____ DATA RECORDS

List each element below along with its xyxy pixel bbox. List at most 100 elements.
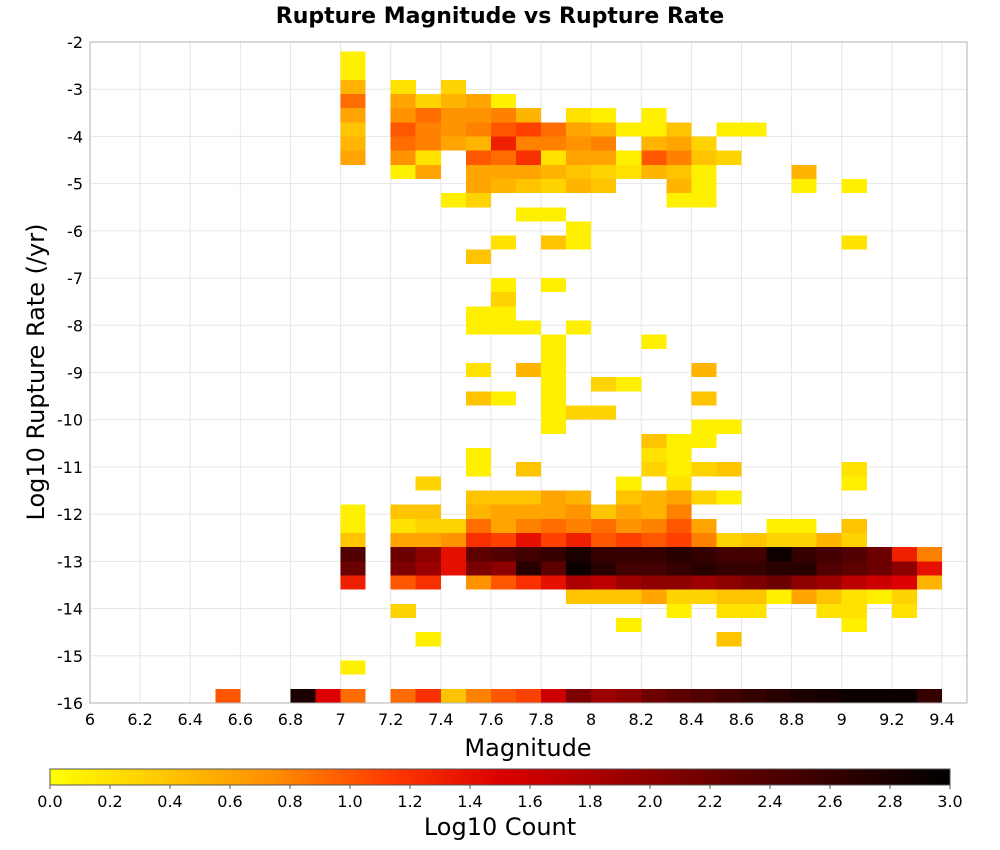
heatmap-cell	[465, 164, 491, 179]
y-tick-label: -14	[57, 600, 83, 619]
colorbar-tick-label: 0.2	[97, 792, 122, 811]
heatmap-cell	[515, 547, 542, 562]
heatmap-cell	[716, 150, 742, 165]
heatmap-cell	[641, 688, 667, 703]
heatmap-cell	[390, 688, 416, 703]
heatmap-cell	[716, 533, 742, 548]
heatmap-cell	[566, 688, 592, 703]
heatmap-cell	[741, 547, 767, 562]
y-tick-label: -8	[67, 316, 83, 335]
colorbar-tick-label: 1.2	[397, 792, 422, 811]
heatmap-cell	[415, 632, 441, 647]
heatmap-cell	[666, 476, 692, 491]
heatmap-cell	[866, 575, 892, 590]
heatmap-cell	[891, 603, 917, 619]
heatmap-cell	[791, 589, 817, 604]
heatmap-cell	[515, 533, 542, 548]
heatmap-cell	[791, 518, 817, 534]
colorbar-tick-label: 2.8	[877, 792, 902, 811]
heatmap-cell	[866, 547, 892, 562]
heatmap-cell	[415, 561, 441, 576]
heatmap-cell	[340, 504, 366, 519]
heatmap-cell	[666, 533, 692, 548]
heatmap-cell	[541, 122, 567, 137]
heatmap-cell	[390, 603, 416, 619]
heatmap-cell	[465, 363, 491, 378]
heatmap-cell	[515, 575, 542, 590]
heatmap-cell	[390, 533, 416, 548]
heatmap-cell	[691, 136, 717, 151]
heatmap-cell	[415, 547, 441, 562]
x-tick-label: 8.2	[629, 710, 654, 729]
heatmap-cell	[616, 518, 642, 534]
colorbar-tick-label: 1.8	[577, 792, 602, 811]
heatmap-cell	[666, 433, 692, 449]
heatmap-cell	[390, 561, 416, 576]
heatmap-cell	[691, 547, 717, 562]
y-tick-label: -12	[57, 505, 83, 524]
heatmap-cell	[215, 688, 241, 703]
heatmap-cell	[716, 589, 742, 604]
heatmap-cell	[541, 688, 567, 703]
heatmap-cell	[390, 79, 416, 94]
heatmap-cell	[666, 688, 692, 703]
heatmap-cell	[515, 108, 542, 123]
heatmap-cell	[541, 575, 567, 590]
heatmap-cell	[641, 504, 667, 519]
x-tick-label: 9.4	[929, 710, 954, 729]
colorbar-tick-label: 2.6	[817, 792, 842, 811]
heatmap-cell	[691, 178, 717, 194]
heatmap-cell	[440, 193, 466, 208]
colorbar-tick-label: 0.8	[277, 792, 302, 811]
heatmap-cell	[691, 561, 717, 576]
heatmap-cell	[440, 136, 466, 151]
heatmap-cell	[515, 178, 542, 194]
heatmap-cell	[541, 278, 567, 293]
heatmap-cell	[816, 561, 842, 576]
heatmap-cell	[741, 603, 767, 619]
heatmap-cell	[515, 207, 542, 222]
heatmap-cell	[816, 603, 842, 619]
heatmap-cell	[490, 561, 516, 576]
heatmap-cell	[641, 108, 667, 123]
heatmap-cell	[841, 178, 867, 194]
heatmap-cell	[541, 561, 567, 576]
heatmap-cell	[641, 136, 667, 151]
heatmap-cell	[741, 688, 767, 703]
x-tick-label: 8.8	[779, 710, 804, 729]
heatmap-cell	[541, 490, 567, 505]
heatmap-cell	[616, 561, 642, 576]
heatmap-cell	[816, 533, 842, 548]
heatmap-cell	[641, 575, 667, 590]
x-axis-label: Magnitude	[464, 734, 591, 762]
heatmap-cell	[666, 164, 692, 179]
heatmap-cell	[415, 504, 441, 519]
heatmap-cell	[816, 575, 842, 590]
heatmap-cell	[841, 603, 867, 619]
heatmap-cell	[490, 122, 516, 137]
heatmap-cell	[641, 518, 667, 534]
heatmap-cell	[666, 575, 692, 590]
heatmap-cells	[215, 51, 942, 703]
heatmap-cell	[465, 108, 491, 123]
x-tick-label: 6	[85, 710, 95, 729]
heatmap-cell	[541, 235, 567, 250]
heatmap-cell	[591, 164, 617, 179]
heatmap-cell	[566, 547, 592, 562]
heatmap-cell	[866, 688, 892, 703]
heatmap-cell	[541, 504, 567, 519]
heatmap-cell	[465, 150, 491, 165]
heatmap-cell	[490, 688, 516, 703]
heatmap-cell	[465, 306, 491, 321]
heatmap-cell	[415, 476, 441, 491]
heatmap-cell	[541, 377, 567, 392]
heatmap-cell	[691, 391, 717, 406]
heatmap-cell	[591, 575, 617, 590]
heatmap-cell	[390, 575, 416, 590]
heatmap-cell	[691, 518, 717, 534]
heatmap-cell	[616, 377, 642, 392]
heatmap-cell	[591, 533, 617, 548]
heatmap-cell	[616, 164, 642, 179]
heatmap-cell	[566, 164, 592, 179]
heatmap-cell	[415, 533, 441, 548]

________

**WHAT NEEDS TO BE DONE**: Rewrite the listing with "Magnitude" changed to "Amplitude" and every other line left as it is. Leave the pictures out of your answer.

**THE OUTPUT**:
List each element below along with its xyxy pixel bbox. List at most 100 elements.
heatmap-cell	[465, 164, 491, 179]
y-tick-label: -14	[57, 600, 83, 619]
colorbar-tick-label: 0.2	[97, 792, 122, 811]
heatmap-cell	[515, 547, 542, 562]
heatmap-cell	[716, 150, 742, 165]
heatmap-cell	[641, 688, 667, 703]
heatmap-cell	[390, 688, 416, 703]
heatmap-cell	[716, 533, 742, 548]
heatmap-cell	[566, 688, 592, 703]
heatmap-cell	[741, 547, 767, 562]
y-tick-label: -8	[67, 316, 83, 335]
colorbar-tick-label: 1.2	[397, 792, 422, 811]
heatmap-cell	[415, 632, 441, 647]
heatmap-cell	[666, 476, 692, 491]
heatmap-cell	[866, 575, 892, 590]
heatmap-cell	[891, 603, 917, 619]
heatmap-cell	[791, 589, 817, 604]
heatmap-cell	[515, 533, 542, 548]
heatmap-cell	[791, 518, 817, 534]
colorbar-tick-label: 2.8	[877, 792, 902, 811]
heatmap-cell	[866, 547, 892, 562]
heatmap-cell	[415, 561, 441, 576]
heatmap-cell	[340, 504, 366, 519]
heatmap-cell	[666, 533, 692, 548]
heatmap-cell	[541, 122, 567, 137]
heatmap-cell	[390, 603, 416, 619]
heatmap-cell	[465, 363, 491, 378]
heatmap-cell	[515, 575, 542, 590]
heatmap-cell	[390, 533, 416, 548]
heatmap-cell	[691, 136, 717, 151]
heatmap-cell	[415, 547, 441, 562]
x-tick-label: 8.2	[629, 710, 654, 729]
heatmap-cell	[616, 518, 642, 534]
colorbar-tick-label: 1.8	[577, 792, 602, 811]
heatmap-cell	[666, 433, 692, 449]
heatmap-cell	[390, 561, 416, 576]
heatmap-cell	[691, 547, 717, 562]
y-tick-label: -12	[57, 505, 83, 524]
heatmap-cell	[215, 688, 241, 703]
heatmap-cell	[716, 589, 742, 604]
heatmap-cell	[541, 688, 567, 703]
heatmap-cell	[390, 79, 416, 94]
heatmap-cell	[666, 688, 692, 703]
heatmap-cell	[515, 108, 542, 123]
heatmap-cell	[541, 575, 567, 590]
heatmap-cell	[641, 504, 667, 519]
x-tick-label: 9.4	[929, 710, 954, 729]
colorbar-tick-label: 2.6	[817, 792, 842, 811]
heatmap-cell	[691, 178, 717, 194]
heatmap-cell	[440, 193, 466, 208]
colorbar-tick-label: 0.8	[277, 792, 302, 811]
heatmap-cell	[691, 561, 717, 576]
heatmap-cell	[440, 136, 466, 151]
heatmap-cell	[515, 178, 542, 194]
heatmap-cell	[541, 278, 567, 293]
heatmap-cell	[816, 561, 842, 576]
heatmap-cell	[741, 603, 767, 619]
heatmap-cell	[515, 207, 542, 222]
heatmap-cell	[816, 603, 842, 619]
heatmap-cell	[490, 561, 516, 576]
heatmap-cell	[641, 108, 667, 123]
heatmap-cell	[841, 178, 867, 194]
heatmap-cell	[541, 561, 567, 576]
heatmap-cell	[641, 136, 667, 151]
heatmap-cell	[741, 688, 767, 703]
x-tick-label: 8.8	[779, 710, 804, 729]
heatmap-cell	[541, 490, 567, 505]
heatmap-cell	[616, 561, 642, 576]
heatmap-cell	[816, 533, 842, 548]
heatmap-cell	[641, 575, 667, 590]
x-axis-label: Amplitude	[464, 734, 591, 762]
heatmap-cell	[666, 164, 692, 179]
heatmap-cell	[415, 504, 441, 519]
heatmap-cell	[816, 575, 842, 590]
heatmap-cell	[841, 603, 867, 619]
heatmap-cell	[490, 122, 516, 137]
heatmap-cell	[641, 518, 667, 534]
heatmap-cell	[666, 575, 692, 590]
heatmap-cells	[215, 51, 942, 703]
heatmap-cell	[465, 108, 491, 123]
x-tick-label: 6	[85, 710, 95, 729]
heatmap-cell	[541, 235, 567, 250]
heatmap-cell	[591, 164, 617, 179]
heatmap-cell	[566, 547, 592, 562]
heatmap-cell	[866, 688, 892, 703]
heatmap-cell	[541, 504, 567, 519]
heatmap-cell	[465, 150, 491, 165]
heatmap-cell	[490, 688, 516, 703]
heatmap-cell	[465, 306, 491, 321]
heatmap-cell	[415, 476, 441, 491]
heatmap-cell	[541, 377, 567, 392]
heatmap-cell	[691, 391, 717, 406]
heatmap-cell	[591, 575, 617, 590]
heatmap-cell	[390, 575, 416, 590]
heatmap-cell	[691, 518, 717, 534]
heatmap-cell	[616, 377, 642, 392]
heatmap-cell	[591, 533, 617, 548]
heatmap-cell	[616, 164, 642, 179]
heatmap-cell	[566, 164, 592, 179]
heatmap-cell	[415, 533, 441, 548]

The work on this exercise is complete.